─── DATASET ───

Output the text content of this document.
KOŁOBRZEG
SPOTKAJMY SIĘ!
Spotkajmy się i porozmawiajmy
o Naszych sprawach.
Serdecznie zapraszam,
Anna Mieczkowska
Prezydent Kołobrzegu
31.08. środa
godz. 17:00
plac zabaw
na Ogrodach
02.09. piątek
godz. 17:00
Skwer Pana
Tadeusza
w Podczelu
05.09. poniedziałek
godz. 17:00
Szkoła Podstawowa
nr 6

───

> **SET EXERCISE**:
Every entry should be printed again exactly as it stands.

> **RESULT FOR THIS TASK**:
Output the text content of this document.
KOŁOBRZEG
SPOTKAJMY SIĘ!
Spotkajmy się i porozmawiajmy
o Naszych sprawach.
Serdecznie zapraszam,
Anna Mieczkowska
Prezydent Kołobrzegu
31.08. środa
godz. 17:00
plac zabaw
na Ogrodach
02.09. piątek
godz. 17:00
Skwer Pana
Tadeusza
w Podczelu
05.09. poniedziałek
godz. 17:00
Szkoła Podstawowa
nr 6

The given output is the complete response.